## Requirements
Please rewrite the data starting with the line that contains "region-western-russia [451,163,554,213]" and going on through the line that contains "colorbar-label-5: -2 [342,517,356,534]", replacing "swatch" with "patch" and leaving everything else unchanged.

[start Information supplied]

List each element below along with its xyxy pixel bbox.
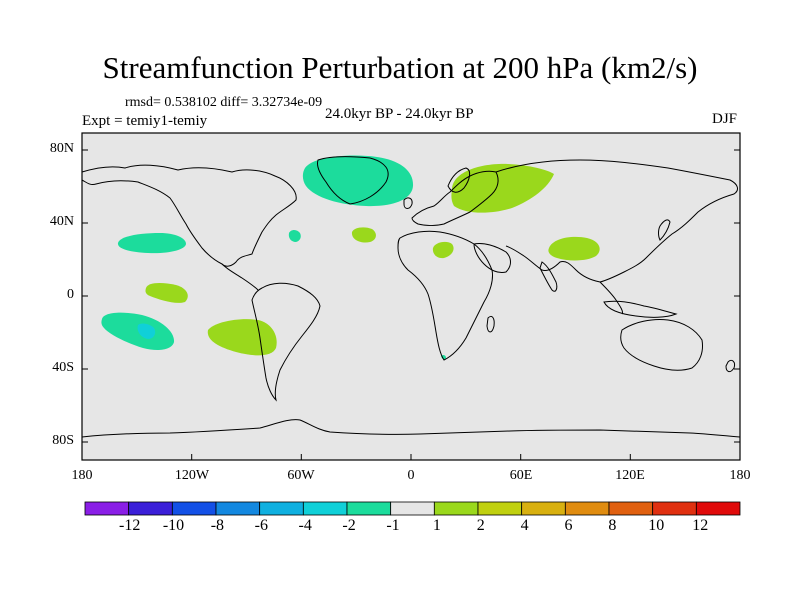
region-western-russia [451,163,554,213]
coast-scandinavia [447,167,471,193]
colorbar-swatch-7 [390,501,435,516]
colorbar-label-2: -8 [210,517,225,534]
colorbar-swatch-2 [171,501,217,516]
colorbar-label-9: 4 [520,517,529,534]
coast-central-america [221,263,259,291]
colorbar-label-11: 8 [608,517,617,534]
coast-europe [411,170,499,226]
coastlines [81,156,741,438]
coast-india [539,261,558,292]
region-greenland-north-atlantic [302,155,414,207]
coast-africa [397,230,493,361]
shaded-regions [101,155,600,360]
colorbar-swatch-13 [652,501,697,516]
coast-japan [658,219,671,241]
colorbar-label-0: -12 [119,517,141,534]
stats-label: rmsd= 0.538102 diff= 3.32734e-09 [125,95,323,110]
colorbar-swatch-3 [215,501,261,516]
colorbar-swatch-8 [433,501,479,516]
colorbar-swatch-1 [128,501,173,516]
coast-antarctica [81,419,741,438]
colorbar-label-3: -6 [254,517,268,534]
region-south-pacific-west [101,312,175,350]
lon-label-180e: 180 [729,468,751,483]
chart-title: Streamfunction Perturbation at 200 hPa (… [102,50,698,85]
axis-ticks [81,149,741,460]
colorbar-swatch-6 [346,501,392,516]
colorbar-swatch-12 [608,501,654,516]
colorbar-swatch-9 [477,501,523,516]
lat-label-80n: 80N [49,141,74,156]
colorbar-label-1: -10 [162,517,185,534]
colorbar-swatch-5 [302,501,348,516]
coast-north-america [81,164,297,267]
coast-indonesia [603,300,678,318]
lon-label-180w: 180 [71,468,93,483]
coast-south-america [251,282,321,402]
lat-label-40s: 40S [52,360,74,375]
lon-label-120e: 120E [615,468,645,483]
region-north-pacific-subtropical [117,233,186,254]
coast-new-zealand [725,359,735,373]
period-label: 24.0kyr BP - 24.0kyr BP [325,106,474,122]
colorbar-label-5: -2 [342,517,356,534]
season-label: DJF [712,111,738,127]
lon-label-60w: 60W [287,468,315,483]
colorbar-swatch-11 [564,501,610,516]
coast-madagascar [486,315,495,333]
coast-uk [403,197,413,209]
lon-label-60e: 60E [509,468,533,483]
region-south-pacific-east [207,319,277,356]
region-north-africa [432,241,454,259]
lon-label-0: 0 [407,468,415,483]
lat-label-80s: 80S [52,433,74,448]
colorbar-swatch-4 [259,501,304,516]
colorbar-label-8: 2 [476,517,485,534]
coast-greenland [317,156,389,205]
colorbar-label-6: -1 [386,517,400,534]
coast-arabia [473,243,511,273]
experiment-label: Expt = temiy1-temiy [82,113,208,129]
colorbar-swatch-14 [695,501,741,516]
region-equatorial-pacific [145,283,188,303]
region-atlantic-small-negative [288,230,301,242]
colorbar-swatch-10 [521,501,566,516]
coast-australia [620,319,703,371]
colorbar [84,501,741,516]
region-east-atlantic [351,227,376,243]
colorbar-label-7: 1 [432,517,441,534]
colorbar-swatch-0 [84,501,130,516]
lat-label-0: 0 [67,287,74,302]
lat-label-40n: 40N [49,214,74,229]
colorbar-label-12: 10 [648,517,665,534]
region-tibet [548,236,600,261]
coast-se-asia [599,281,623,315]
region-south-pacific-west-core [137,323,156,339]
lon-label-120w: 120W [174,468,210,483]
colorbar-label-13: 12 [692,517,709,534]
colorbar-label-4: -4 [298,517,312,534]
colorbar-label-10: 6 [564,517,573,534]
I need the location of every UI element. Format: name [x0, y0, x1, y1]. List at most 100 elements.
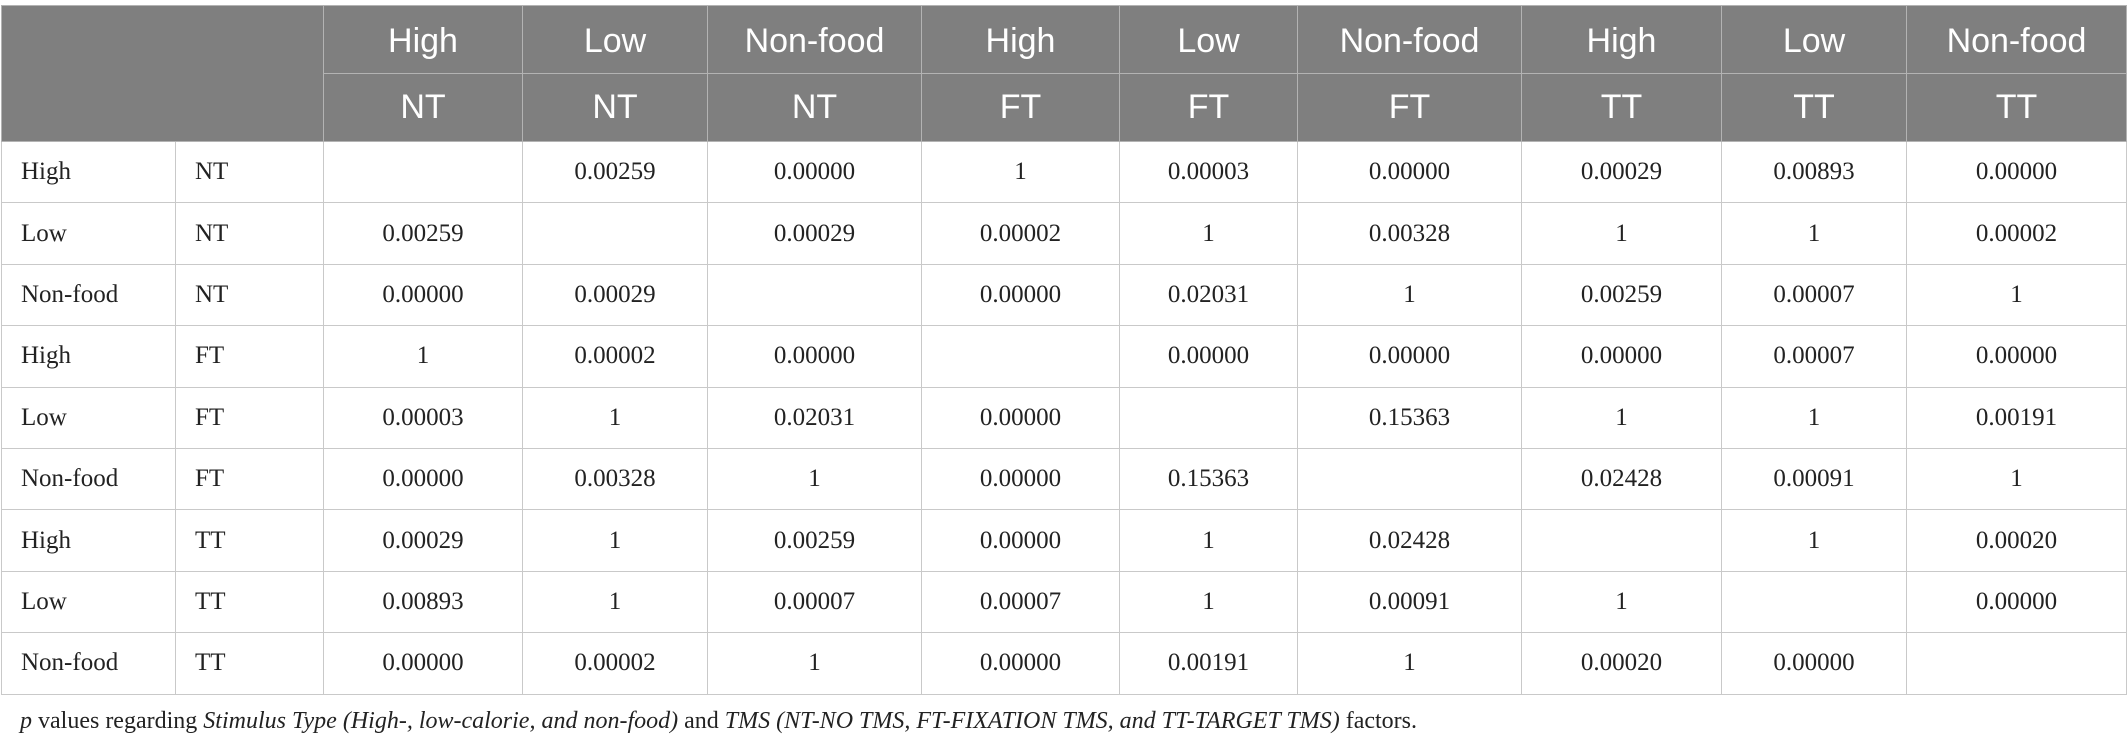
- header-row-stimulus: High Low Non-food High Low Non-food High…: [1, 5, 2127, 142]
- p-value-cell: 0.00893: [323, 570, 523, 634]
- p-value-cell: 0.00003: [1119, 140, 1298, 204]
- table-row: High NT 0.00259 0.00000 1 0.00003 0.00000 0.000…: [1, 140, 2127, 204]
- table-row: Non-food TT 0.00000 0.00002 1 0.00000 0.00191 1…: [1, 632, 2127, 695]
- p-value-cell: [1119, 386, 1298, 449]
- p-value-cell: [1297, 447, 1522, 511]
- footnote-tms: TMS (NT-NO TMS, FT-FIXATION TMS, and TT-…: [724, 708, 1340, 734]
- p-value-cell: 0.00000: [323, 447, 523, 511]
- footnote-p: p: [20, 708, 32, 734]
- footnote-text-1: values regarding: [32, 708, 204, 734]
- row-tms-label: FT: [175, 386, 324, 449]
- p-value-cell: 0.00000: [707, 140, 922, 204]
- header-tms-cell: TT: [1721, 73, 1907, 142]
- p-value-cell: 1: [1521, 202, 1722, 265]
- header-corner-cell: [1, 5, 324, 142]
- p-value-cell: 1: [707, 632, 922, 695]
- p-value-cell: 0.00000: [1521, 325, 1722, 388]
- row-stimulus-label: High: [1, 509, 176, 572]
- header-row-tms: NT NT NT FT FT FT TT TT TT: [2, 73, 2127, 142]
- p-value-cell: 0.00000: [1906, 570, 2127, 634]
- p-value-cell: 0.00000: [921, 447, 1120, 511]
- header-tms-cell: FT: [1297, 73, 1522, 142]
- p-value-cell: 0.00328: [522, 447, 708, 511]
- p-value-cell: 0.00002: [522, 325, 708, 388]
- p-value-cell: 1: [1119, 570, 1298, 634]
- p-value-cell: 1: [522, 386, 708, 449]
- header-tms-cell: NT: [323, 73, 523, 142]
- p-value-cell: [707, 263, 922, 327]
- p-value-cell: 0.00893: [1721, 140, 1907, 204]
- p-value-table: High Low Non-food High Low Non-food High…: [1, 5, 2127, 695]
- p-value-cell: 0.00000: [323, 632, 523, 695]
- p-value-cell: 1: [707, 447, 922, 511]
- p-value-cell: 0.00259: [323, 202, 523, 265]
- p-value-cell: 0.00020: [1521, 632, 1722, 695]
- p-value-cell: 0.00000: [921, 509, 1120, 572]
- p-value-cell: 0.00000: [1297, 325, 1522, 388]
- p-value-cell: 0.00000: [921, 263, 1120, 327]
- p-value-cell: 0.00000: [1906, 325, 2127, 388]
- p-value-cell: 0.00000: [1119, 325, 1298, 388]
- row-tms-label: FT: [175, 447, 324, 511]
- p-value-cell: [1906, 632, 2127, 695]
- p-value-cell: 0.00002: [522, 632, 708, 695]
- row-tms-label: NT: [175, 263, 324, 327]
- p-value-cell: [1521, 509, 1722, 572]
- p-value-cell: 0.00007: [1721, 263, 1907, 327]
- table-row: Non-food NT 0.00000 0.00029 0.00000 0.02031 1 0…: [1, 263, 2127, 327]
- p-value-cell: 1: [522, 509, 708, 572]
- row-stimulus-label: Non-food: [1, 263, 176, 327]
- p-value-cell: 0.00007: [707, 570, 922, 634]
- p-value-cell: 0.00091: [1721, 447, 1907, 511]
- p-value-cell: 1: [522, 570, 708, 634]
- p-value-cell: 0.00029: [707, 202, 922, 265]
- p-value-cell: [323, 140, 523, 204]
- header-stimulus-cell: High: [323, 5, 523, 74]
- p-value-cell: 0.15363: [1297, 386, 1522, 449]
- p-value-cell: 1: [323, 325, 523, 388]
- p-value-cell: 0.00020: [1906, 509, 2127, 572]
- p-value-cell: [522, 202, 708, 265]
- footnote-text-3: factors.: [1339, 708, 1418, 734]
- row-stimulus-label: Non-food: [1, 447, 176, 511]
- p-value-cell: 0.00000: [1297, 140, 1522, 204]
- p-value-cell: 0.00002: [921, 202, 1120, 265]
- p-value-cell: 1: [1721, 386, 1907, 449]
- p-value-cell: 0.15363: [1119, 447, 1298, 511]
- p-value-cell: 0.00029: [323, 509, 523, 572]
- header-stimulus-cell: High: [921, 5, 1120, 74]
- p-value-cell: 0.02428: [1521, 447, 1722, 511]
- footnote-text-2: and: [678, 708, 725, 734]
- header-stimulus-cell: Low: [522, 5, 708, 74]
- table-row: Low NT 0.00259 0.00029 0.00002 1 0.00328 1 1 0.00…: [1, 202, 2127, 265]
- header-stimulus-cell: Non-food: [1906, 5, 2127, 74]
- p-value-cell: 0.00191: [1906, 386, 2127, 449]
- p-value-cell: 0.00002: [1906, 202, 2127, 265]
- table-row: High TT 0.00029 1 0.00259 0.00000 1 0.02428 1 0.0…: [1, 509, 2127, 572]
- row-stimulus-label: Low: [1, 570, 176, 634]
- row-stimulus-label: Low: [1, 202, 176, 265]
- footnote-stimulus-type: Stimulus Type (High-, low-calorie, and n…: [203, 708, 679, 734]
- p-value-cell: 0.00029: [522, 263, 708, 327]
- p-value-cell: 0.02031: [707, 386, 922, 449]
- header-tms-cell: FT: [921, 73, 1120, 142]
- header-stimulus-cell: Low: [1119, 5, 1298, 74]
- p-value-cell: 0.00007: [1721, 325, 1907, 388]
- header-tms-cell: TT: [1521, 73, 1722, 142]
- p-value-cell: 1: [1906, 263, 2127, 327]
- header-tms-cell: NT: [707, 73, 922, 142]
- row-stimulus-label: Low: [1, 386, 176, 449]
- row-tms-label: FT: [175, 325, 324, 388]
- p-value-cell: 0.00091: [1297, 570, 1522, 634]
- p-value-cell: 1: [1721, 509, 1907, 572]
- p-value-cell: 0.00029: [1521, 140, 1722, 204]
- table-row: Non-food FT 0.00000 0.00328 1 0.00000 0.15363 0…: [1, 447, 2127, 511]
- p-value-cell: 0.00000: [323, 263, 523, 327]
- header-stimulus-cell: High: [1521, 5, 1722, 74]
- row-stimulus-label: Non-food: [1, 632, 176, 695]
- row-tms-label: TT: [175, 632, 324, 695]
- table-footnote: p values regarding Stimulus Type (High-,…: [20, 708, 1417, 735]
- p-value-cell: 0.02031: [1119, 263, 1298, 327]
- row-tms-label: TT: [175, 570, 324, 634]
- p-value-cell: 0.00259: [707, 509, 922, 572]
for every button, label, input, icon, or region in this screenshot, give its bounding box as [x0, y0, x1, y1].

[end Information supplied]

## Output below
region-western-russia [451,163,554,213]
coast-scandinavia [447,167,471,193]
colorbar-patch-7 [390,501,435,516]
colorbar-label-2: -8 [210,517,225,534]
colorbar-patch-2 [171,501,217,516]
colorbar-label-9: 4 [520,517,529,534]
coast-central-america [221,263,259,291]
colorbar-label-11: 8 [608,517,617,534]
coast-europe [411,170,499,226]
coastlines [81,156,741,438]
coast-india [539,261,558,292]
region-greenland-north-atlantic [302,155,414,207]
coast-africa [397,230,493,361]
shaded-regions [101,155,600,360]
colorbar-patch-13 [652,501,697,516]
coast-japan [658,219,671,241]
colorbar-label-0: -12 [119,517,141,534]
stats-label: rmsd= 0.538102 diff= 3.32734e-09 [125,95,323,110]
colorbar-patch-3 [215,501,261,516]
colorbar-patch-8 [433,501,479,516]
colorbar-patch-1 [128,501,173,516]
coast-antarctica [81,419,741,438]
colorbar-label-3: -6 [254,517,268,534]
region-south-pacific-west [101,312,175,350]
lon-label-180e: 180 [729,468,751,483]
chart-title: Streamfunction Perturbation at 200 hPa (… [102,50,698,85]
axis-ticks [81,149,741,460]
colorbar-patch-6 [346,501,392,516]
colorbar-patch-12 [608,501,654,516]
colorbar-patch-9 [477,501,523,516]
lat-label-80n: 80N [49,141,74,156]
colorbar-label-1: -10 [162,517,185,534]
colorbar-patch-5 [302,501,348,516]
coast-north-america [81,164,297,267]
coast-indonesia [603,300,678,318]
lon-label-180w: 180 [71,468,93,483]
coast-south-america [251,282,321,402]
lat-label-40s: 40S [52,360,74,375]
lon-label-120e: 120E [615,468,645,483]
region-north-pacific-subtropical [117,233,186,254]
coast-new-zealand [725,359,735,373]
period-label: 24.0kyr BP - 24.0kyr BP [325,106,474,122]
colorbar-label-5: -2 [342,517,356,534]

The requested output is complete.